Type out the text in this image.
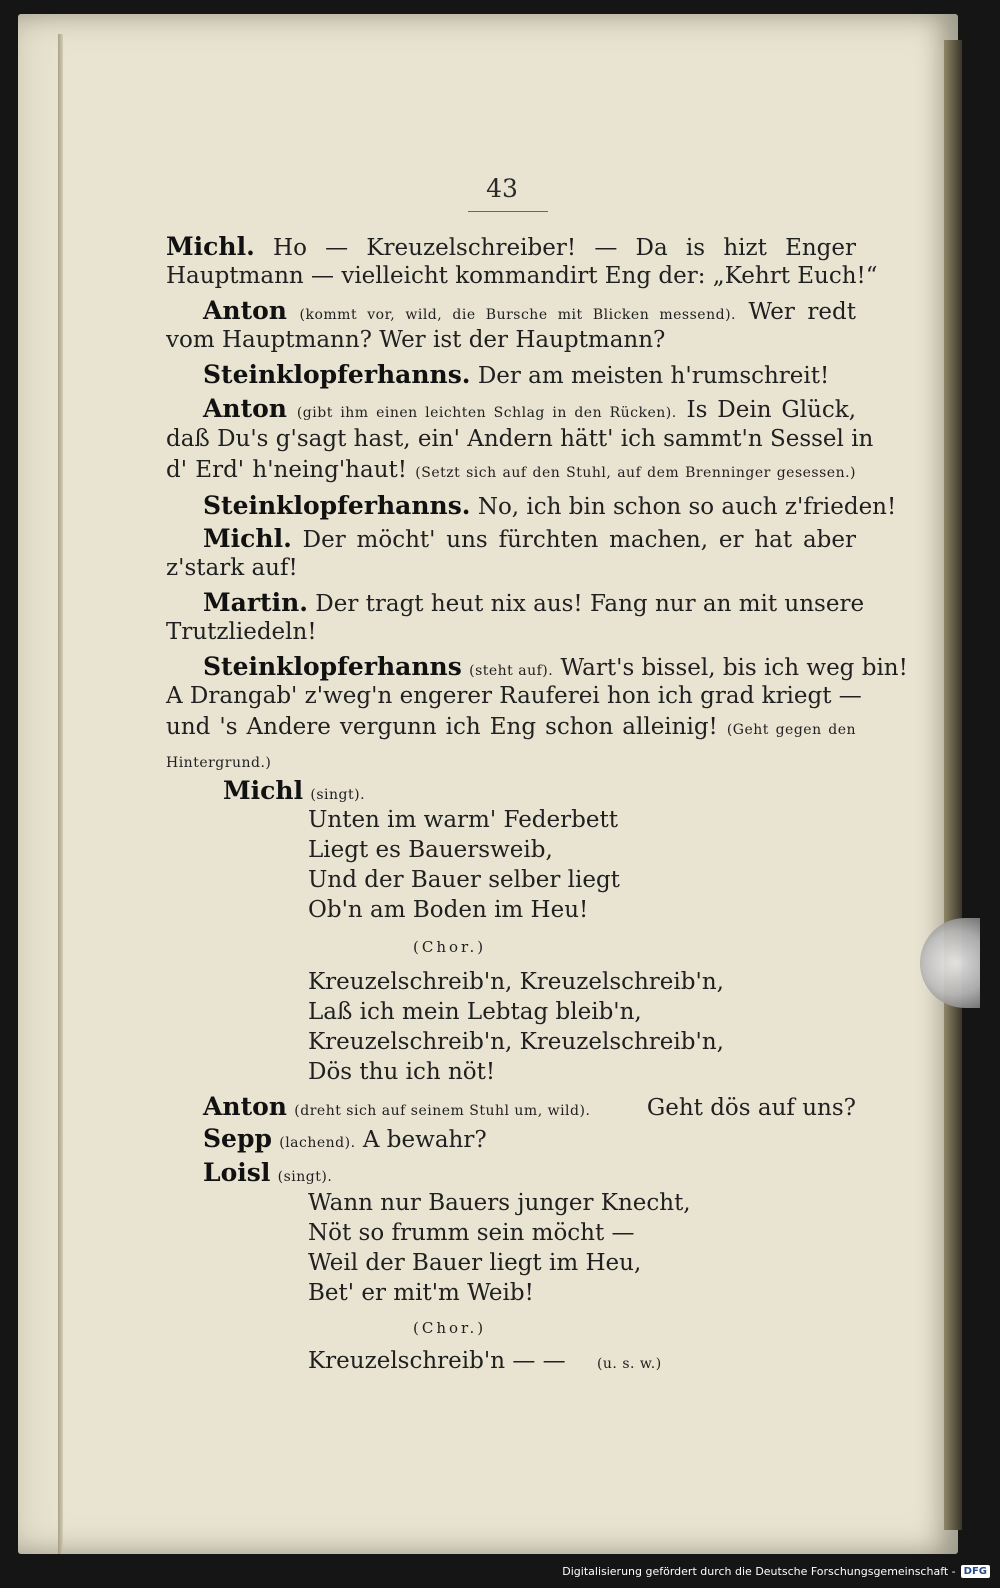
43
Michl. Ho — Kreuzelschreiber! — Da is hizt Enger
Hauptmann — vielleicht kommandirt Eng der: „Kehrt Euch!“
Anton (kommt vor, wild, die Bursche mit Blicken messend). Wer redt
vom Hauptmann? Wer ist der Hauptmann?
Steinklopferhanns. Der am meisten h'rumschreit!
Anton (gibt ihm einen leichten Schlag in den Rücken). Is Dein Glück,
daß Du's g'sagt hast, ein' Andern hätt' ich sammt'n Sessel in
d' Erd' h'neing'haut! (Setzt sich auf den Stuhl, auf dem Brenninger gesessen.)
Steinklopferhanns. No, ich bin schon so auch z'frieden!
Michl. Der möcht' uns fürchten machen, er hat aber
z'stark auf!
Martin. Der tragt heut nix aus! Fang nur an mit unsere
Trutzliedeln!
Steinklopferhanns (steht auf). Wart's bissel, bis ich weg bin!
A Drangab' z'weg'n engerer Rauferei hon ich grad kriegt —
und 's Andere vergunn ich Eng schon alleinig! (Geht gegen den
Hintergrund.)
Michl (singt).
Unten im warm' Federbett
Liegt es Bauersweib,
Und der Bauer selber liegt
Ob'n am Boden im Heu!
(Chor.)
Kreuzelschreib'n, Kreuzelschreib'n,
Laß ich mein Lebtag bleib'n,
Kreuzelschreib'n, Kreuzelschreib'n,
Dös thu ich nöt!
Anton (dreht sich auf seinem Stuhl um, wild). Geht dös auf uns?
Sepp (lachend). A bewahr?
Loisl (singt).
Wann nur Bauers junger Knecht,
Nöt so frumm sein möcht —
Weil der Bauer liegt im Heu,
Bet' er mit'm Weib!
(Chor.)
Kreuzelschreib'n — — (u. s. w.)
Digitalisierung gefördert durch die Deutsche Forschungsgemeinschaft - DFG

━━━━━━━━━━

◆ **WORK TO COMPLETE**
Track down all lines above with the string "Geht" and copy them.

◆ **RIGHT ANSWER**
und 's Andere vergunn ich Eng schon alleinig! (Geht gegen den
Anton (dreht sich auf seinem Stuhl um, wild). Geht dös auf uns?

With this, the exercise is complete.